Brian Mundell 5-27 Charlie Drysdale

It's time for the revelation of the 2017 preseason Purple Row Prospects (PuRPs) list, our community's ranking of the top 30 Colorado Rockies prospects. The top 30 prospects will be revealed one at a time over the next few weeks or so to give people who aren't in the know a little bit more of information on them. First up, an intro to the list and then a rundown of every player to get votes, plus the five honorable mention PuRPs.

In this edition of the PuRPs poll, 39 ballots were counted, with 30 points granted for a first place vote, 29 for second, etc. Until a player was named on 13 ballots, his vote totals were modified on a sliding scale to avoid an individual ballot having too much say over the community forecast—though none of the top 30 players on this edition of the list were listed on fewer than 13 ballots. The first tiebreaker goes to the player who was ranked on the most ballots, then to the one who was ranked highest on an individual PuRPs ballot, and the third is the mode ballot (one tie in the top 30 was broken in this edition).

Excerpted records:

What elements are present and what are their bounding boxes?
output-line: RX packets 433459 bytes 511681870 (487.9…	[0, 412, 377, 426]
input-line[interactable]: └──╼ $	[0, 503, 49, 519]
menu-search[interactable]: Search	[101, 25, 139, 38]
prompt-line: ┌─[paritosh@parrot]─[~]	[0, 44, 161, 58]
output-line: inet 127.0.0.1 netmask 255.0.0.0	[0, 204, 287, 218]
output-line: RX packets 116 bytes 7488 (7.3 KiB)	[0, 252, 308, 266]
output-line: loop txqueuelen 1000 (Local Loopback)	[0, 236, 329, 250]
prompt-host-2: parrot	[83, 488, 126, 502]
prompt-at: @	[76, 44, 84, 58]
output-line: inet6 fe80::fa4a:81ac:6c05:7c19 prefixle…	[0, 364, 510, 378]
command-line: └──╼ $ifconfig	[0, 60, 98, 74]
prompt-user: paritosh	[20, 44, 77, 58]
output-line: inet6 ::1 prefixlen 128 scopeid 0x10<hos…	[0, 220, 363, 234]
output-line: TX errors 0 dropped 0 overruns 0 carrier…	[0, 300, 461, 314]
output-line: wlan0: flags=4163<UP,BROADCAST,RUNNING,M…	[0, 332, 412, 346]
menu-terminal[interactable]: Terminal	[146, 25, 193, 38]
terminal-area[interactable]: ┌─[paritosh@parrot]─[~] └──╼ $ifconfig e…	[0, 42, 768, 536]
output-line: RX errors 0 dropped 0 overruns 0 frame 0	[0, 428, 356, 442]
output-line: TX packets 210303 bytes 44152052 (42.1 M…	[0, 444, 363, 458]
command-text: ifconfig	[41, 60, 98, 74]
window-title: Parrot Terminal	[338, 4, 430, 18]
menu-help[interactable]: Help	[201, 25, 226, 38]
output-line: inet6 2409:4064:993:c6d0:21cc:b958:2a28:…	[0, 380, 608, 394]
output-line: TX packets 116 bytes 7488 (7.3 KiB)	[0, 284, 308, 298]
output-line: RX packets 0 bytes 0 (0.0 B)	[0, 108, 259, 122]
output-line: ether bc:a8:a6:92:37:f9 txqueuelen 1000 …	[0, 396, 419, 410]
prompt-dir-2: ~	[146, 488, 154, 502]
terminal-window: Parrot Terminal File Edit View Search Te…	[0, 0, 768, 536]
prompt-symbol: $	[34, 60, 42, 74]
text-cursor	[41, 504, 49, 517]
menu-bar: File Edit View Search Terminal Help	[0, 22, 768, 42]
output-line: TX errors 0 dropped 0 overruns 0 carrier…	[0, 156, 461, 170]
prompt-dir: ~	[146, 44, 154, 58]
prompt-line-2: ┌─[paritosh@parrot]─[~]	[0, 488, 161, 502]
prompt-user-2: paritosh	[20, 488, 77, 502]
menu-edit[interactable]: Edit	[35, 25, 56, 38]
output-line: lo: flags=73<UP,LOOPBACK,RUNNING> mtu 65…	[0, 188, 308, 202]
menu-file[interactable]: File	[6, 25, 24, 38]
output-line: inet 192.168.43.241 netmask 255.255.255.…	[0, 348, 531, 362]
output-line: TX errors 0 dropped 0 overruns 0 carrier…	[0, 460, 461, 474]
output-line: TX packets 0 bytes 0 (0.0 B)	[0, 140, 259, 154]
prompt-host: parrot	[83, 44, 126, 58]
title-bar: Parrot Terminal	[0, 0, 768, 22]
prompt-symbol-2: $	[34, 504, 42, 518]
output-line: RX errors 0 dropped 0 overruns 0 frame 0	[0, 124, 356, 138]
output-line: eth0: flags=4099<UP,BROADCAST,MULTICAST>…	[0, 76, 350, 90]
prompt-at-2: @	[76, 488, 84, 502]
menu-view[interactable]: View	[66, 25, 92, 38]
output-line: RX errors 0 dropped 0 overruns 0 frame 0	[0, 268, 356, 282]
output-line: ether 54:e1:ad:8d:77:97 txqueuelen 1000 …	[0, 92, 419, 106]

Problem 1: Please print the part of the prospects article that begins at the words "Brian Mundell 5-27" and stops after "honorable mention PuRPs.".
Problem 2: Carry on the Rockies prospects article from its last sentence.
The entries come from a different source than the Rockies prospects article.

Exercise response 1:
Brian Mundell 5-27 Charlie Drysdale

It's time for the revelation of the 2017 preseason Purple Row Prospects (PuRPs) list, our community's ranking of the top 30 Colorado Rockies prospects. The top 30 prospects will be revealed one at a time over the next few weeks or so to give people who aren't in the know a little bit more of information on them. First up, an intro to the list and then a rundown of every player to get votes, plus the five honorable mention PuRPs.

Exercise response 2:
In all, this balloting was marked by a fractured electorate beyond the top 23 or so players. There were 69 players who received at least one vote for this PuRPs list (up from 68), 56 got mentioned on multiple ballots (down from 59), and 32 were named on at least 13 ballots (down one from last time) and therefore were unmodified. The top 15 players were named on over 90 percent of ballots cast, though not necessarily in the same order, while only two PuRPs failed to appear on at least 50 percent of ballots. Here is a link to the polling thread.

All prospects who retained their Rookie of the Year eligibility (less than 130 ABs, 50 IP, and 45 days on the active roster) were eligible for selection on this list. From the midseason 2016 list, David Dahl (1) and Tyler Anderson (10) exhausted their rookie eligibility and were not eligible for this list.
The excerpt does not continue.